### SOURCE TEXT:
Segment Open

4.10. Morphological Analysis of Adipose Tissue Samples
Following the administration of food and pharmacological agents, the mice were anesthetized with Alfaxan (Jurox Inc., Kansas City, MO, USA) and subsequently euthanized through cervical dislocation. The epididymal white adipose tissue (WAT) was excised and weighed utilizing an electronic balance. Photographs of the epididymal WAT were taken with a digital camera, equipped with a 30 cm scale ruler for reference.
4.11. Micro-Computed Tomography (Micro-CT)
Abdominal fat volume was assessed utilizing an in vivo micro-tomography system (In vivo Micro-CT, Skyscan 1276, SKYSCAN N.V., Kontich, Belgium) one day prior to the conclusion of the experiment. The gray-scale intensity of the tissues within the mouse abdomen was quantified using the CtAn program (Bruker-Micro-CT Analyzer, Kontich, Belgium). Based on the intensity measurements obtained through the threshold method, the regions were categorized into lumbar vertebrae, lean tissue, adipose tissue, and skin. The extracted abdominal adipose tissue was reconstructed into a three-dimensional structure, which was subsequently employed for volume measurement. A threshold value of 20 was established, and the imaging process involved the removal of bone and muscle tissues, resulting in an image that exclusively captured the adipose tissue.
4.12. Hematoxylin and Eosin Staining
The isolated epididymal WAT samples were fixed in 10% formalin for a minimum duration of 24 h, subsequently embedded in paraffin, and sectioned with a sectioning machine (Leica Biosystems, Barrington, IL, USA) into 4-μm-thick slices. Following this, hematoxylin and eosin staining was conducted, and images were captured using an Aperio AT2 slide scanner (Leica Biosystems, Barrington, IL, USA). The size of the adipocytes was then quantified using ImageJ software (ver. 1.53k).
4.13. Statistical Analysis
All data are expressed as the mean ± standard deviation. Each experiment comprised three replicates for each variable and was conducted 3–5 times. Figure 1, Figure 2, Figure 3 and Figure 4 illustrate the results of representative experiments. Statistical significance was assessed using Student’s t-test and one-way analysis of variance (ANOVA), followed by Tukey’s honest significant difference post hoc test, utilizing the professional statistical software package GraphPad Prism 5.0 (GraphPad Software, San Diego, CA, USA). The significance level of p < 0.05 was established.
5. Conclusions
The present study demonstrates that PRLE treatment significantly reduces lipid accumulation in pre-adipocytes. Furthermore, PRLE treatment inhibited the expression of transcription factors associated with adipogenesis and decreased the levels of adipogenesis-related molecular markers at both the transcriptional and protein levels. Animal experiments indicated that PRLE effectively reduced body weight gain in HFD-fed mice, leading to a small weight of epididymal WAT, abdominal fat tissue, and the size of adipocytes within the epididymal WAT. Further work will be required to identify the specific compounds within the extract that contribute to its anti-obesity effects. Finally, our findings support the potential of PRLE as a therapeutic agent for the prevention of obesity.

Segment Closed

### PROVIDED RECORDS:

Segment Open

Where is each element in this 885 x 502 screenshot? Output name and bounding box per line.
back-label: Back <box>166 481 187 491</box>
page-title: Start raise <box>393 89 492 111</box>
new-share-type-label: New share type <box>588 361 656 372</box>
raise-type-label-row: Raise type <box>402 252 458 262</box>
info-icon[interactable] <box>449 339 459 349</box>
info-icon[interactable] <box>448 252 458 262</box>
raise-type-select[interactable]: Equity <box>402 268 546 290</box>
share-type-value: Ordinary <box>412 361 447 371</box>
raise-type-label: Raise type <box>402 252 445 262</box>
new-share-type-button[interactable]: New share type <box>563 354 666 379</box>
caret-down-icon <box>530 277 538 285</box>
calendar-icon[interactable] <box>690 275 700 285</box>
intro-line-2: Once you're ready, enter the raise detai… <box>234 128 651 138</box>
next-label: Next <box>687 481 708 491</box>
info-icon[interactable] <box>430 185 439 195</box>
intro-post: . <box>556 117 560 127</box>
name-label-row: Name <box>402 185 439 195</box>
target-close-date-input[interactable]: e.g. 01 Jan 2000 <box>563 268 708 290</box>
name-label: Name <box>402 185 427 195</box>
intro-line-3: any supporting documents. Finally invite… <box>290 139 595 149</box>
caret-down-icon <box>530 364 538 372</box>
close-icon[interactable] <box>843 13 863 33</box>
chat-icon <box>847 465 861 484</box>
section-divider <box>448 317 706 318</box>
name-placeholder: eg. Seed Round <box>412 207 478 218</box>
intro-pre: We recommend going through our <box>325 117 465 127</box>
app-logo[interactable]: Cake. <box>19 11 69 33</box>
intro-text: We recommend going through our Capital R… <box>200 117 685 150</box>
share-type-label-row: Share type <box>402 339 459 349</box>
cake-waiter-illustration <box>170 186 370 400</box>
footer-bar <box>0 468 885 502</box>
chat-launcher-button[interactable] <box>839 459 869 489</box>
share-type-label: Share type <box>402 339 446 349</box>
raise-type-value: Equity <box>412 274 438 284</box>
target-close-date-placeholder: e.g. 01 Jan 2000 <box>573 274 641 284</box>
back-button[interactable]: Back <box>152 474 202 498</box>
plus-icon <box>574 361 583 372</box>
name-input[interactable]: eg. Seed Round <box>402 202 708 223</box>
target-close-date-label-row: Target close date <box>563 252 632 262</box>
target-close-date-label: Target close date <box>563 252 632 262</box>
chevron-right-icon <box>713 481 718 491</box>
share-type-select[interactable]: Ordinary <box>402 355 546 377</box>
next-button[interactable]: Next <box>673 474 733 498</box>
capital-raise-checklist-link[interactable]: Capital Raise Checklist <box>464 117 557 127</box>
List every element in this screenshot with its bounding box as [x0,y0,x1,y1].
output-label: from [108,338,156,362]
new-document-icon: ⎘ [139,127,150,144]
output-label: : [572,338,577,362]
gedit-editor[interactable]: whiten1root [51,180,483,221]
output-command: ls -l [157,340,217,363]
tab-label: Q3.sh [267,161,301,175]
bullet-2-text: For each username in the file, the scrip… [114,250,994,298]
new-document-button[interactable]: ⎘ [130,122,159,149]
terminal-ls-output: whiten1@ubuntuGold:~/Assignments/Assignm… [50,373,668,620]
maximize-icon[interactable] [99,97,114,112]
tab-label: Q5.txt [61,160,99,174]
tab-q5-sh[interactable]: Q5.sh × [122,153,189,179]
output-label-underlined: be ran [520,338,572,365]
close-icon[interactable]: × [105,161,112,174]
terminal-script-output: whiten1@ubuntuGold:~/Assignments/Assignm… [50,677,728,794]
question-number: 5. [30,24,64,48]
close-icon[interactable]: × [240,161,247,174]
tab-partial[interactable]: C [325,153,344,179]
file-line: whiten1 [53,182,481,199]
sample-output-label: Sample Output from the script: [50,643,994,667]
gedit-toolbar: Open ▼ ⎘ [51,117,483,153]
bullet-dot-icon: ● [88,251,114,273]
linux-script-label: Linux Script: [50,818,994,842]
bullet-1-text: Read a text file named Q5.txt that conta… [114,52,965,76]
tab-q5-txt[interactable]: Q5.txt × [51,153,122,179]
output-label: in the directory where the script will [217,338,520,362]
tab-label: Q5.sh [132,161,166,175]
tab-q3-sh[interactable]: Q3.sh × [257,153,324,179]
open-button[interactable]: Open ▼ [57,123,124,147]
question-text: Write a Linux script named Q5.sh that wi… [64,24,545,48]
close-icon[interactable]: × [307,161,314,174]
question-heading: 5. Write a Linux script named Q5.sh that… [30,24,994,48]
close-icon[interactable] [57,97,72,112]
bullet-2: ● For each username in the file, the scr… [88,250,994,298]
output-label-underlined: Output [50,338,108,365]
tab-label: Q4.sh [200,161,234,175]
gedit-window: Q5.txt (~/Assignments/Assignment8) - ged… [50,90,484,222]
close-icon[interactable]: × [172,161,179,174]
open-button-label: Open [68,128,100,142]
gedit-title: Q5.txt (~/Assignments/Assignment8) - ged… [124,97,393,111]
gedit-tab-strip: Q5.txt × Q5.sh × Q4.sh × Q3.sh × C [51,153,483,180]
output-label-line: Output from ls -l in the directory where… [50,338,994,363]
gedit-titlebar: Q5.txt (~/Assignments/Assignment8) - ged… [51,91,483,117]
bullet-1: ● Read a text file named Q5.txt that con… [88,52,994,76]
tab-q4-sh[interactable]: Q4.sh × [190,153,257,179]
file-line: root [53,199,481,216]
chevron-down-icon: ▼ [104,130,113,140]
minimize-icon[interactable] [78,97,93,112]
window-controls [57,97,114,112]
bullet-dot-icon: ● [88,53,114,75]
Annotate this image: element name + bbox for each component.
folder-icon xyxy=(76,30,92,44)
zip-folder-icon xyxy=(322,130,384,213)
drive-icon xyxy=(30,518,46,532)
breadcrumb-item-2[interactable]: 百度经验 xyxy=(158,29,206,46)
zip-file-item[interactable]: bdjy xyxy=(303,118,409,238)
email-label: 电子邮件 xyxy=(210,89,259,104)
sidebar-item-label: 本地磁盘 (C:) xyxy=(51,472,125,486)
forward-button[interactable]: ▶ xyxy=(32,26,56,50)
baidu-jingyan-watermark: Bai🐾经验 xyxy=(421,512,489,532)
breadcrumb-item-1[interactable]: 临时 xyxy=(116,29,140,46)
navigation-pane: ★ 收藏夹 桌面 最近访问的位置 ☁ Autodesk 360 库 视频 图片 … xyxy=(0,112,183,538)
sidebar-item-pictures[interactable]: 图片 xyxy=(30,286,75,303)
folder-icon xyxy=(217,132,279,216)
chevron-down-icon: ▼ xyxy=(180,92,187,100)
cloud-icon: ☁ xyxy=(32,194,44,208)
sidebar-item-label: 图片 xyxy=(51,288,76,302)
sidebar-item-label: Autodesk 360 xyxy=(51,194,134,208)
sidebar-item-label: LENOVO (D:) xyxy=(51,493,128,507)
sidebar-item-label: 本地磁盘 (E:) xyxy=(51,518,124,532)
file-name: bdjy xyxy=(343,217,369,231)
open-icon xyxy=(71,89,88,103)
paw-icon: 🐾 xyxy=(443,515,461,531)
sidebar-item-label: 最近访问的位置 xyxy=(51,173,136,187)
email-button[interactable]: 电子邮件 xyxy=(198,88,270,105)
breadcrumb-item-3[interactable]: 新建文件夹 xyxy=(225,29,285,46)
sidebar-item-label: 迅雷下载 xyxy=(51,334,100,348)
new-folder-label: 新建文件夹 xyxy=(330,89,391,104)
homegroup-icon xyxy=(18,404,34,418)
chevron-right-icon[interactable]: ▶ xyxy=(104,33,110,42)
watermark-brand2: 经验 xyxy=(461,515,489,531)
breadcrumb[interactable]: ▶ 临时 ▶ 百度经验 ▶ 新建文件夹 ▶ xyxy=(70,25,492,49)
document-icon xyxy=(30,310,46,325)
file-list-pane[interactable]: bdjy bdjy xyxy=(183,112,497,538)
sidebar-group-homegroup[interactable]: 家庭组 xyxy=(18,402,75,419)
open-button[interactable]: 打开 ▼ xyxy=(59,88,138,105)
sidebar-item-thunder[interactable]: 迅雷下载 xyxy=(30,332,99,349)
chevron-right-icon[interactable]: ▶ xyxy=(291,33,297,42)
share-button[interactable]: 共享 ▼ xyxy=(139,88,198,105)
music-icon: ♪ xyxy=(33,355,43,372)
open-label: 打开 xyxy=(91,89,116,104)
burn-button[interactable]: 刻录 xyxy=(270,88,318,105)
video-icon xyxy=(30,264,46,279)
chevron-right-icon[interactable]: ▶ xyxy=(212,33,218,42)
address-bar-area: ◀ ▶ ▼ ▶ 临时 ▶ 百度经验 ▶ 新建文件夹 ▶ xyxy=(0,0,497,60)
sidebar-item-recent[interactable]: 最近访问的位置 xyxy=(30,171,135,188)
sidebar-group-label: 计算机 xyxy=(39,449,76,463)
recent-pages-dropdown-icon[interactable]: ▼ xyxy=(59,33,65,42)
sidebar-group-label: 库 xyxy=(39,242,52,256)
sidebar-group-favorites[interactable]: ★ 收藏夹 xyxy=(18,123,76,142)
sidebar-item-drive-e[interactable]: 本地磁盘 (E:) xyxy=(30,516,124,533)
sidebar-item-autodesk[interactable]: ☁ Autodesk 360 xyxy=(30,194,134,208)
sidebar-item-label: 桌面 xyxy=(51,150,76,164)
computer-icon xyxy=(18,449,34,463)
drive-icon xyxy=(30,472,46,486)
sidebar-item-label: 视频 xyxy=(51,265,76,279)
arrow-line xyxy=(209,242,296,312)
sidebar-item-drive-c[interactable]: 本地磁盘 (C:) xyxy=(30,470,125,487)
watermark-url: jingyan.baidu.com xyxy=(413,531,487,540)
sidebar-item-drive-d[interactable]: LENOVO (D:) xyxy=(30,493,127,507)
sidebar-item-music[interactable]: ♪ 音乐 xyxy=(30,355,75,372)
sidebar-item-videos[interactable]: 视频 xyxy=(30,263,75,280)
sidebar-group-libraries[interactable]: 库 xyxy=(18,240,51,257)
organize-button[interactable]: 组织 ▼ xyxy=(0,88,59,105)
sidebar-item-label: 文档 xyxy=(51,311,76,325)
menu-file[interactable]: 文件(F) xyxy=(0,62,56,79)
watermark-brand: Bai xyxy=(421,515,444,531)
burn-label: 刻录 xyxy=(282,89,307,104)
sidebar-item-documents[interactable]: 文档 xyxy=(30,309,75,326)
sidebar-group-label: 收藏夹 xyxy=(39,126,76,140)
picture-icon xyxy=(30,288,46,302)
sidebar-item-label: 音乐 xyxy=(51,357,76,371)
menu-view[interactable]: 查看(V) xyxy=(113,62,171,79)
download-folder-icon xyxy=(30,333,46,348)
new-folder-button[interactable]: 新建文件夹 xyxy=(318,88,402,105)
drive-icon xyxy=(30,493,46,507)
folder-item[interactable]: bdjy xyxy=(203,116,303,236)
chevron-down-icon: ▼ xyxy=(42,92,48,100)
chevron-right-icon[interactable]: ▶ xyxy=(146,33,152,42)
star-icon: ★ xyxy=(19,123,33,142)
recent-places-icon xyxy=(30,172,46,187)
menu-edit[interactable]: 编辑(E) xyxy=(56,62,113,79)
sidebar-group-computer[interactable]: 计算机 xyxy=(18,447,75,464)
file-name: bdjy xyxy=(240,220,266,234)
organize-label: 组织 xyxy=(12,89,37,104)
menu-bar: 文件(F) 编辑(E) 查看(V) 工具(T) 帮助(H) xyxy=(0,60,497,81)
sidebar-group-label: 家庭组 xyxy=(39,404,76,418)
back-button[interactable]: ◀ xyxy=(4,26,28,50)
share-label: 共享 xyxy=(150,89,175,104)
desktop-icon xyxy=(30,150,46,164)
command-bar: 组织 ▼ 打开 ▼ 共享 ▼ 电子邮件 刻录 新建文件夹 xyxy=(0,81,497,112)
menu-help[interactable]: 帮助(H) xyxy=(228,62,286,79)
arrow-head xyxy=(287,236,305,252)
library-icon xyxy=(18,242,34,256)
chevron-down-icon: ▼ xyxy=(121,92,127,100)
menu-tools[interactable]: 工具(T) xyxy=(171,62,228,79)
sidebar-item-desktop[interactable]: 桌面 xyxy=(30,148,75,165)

Segment Closed

### REQUIRED WORK:
Edit the adipose tissue study text: reproduce the passage that begins at the words "4.13. Statistical Analysis" and stops after "0.05 was established.", putting "standard error of the mean" in place of "standard deviation".

### TASK OUTPUT:
4.13. Statistical Analysis
All data are expressed as the mean ± standard error of the mean. Each experiment comprised three replicates for each variable and was conducted 3–5 times. Figure 1, Figure 2, Figure 3 and Figure 4 illustrate the results of representative experiments. Statistical significance was assessed using Student’s t-test and one-way analysis of variance (ANOVA), followed by Tukey’s honest significant difference post hoc test, utilizing the professional statistical software package GraphPad Prism 5.0 (GraphPad Software, San Diego, CA, USA). The significance level of p < 0.05 was established.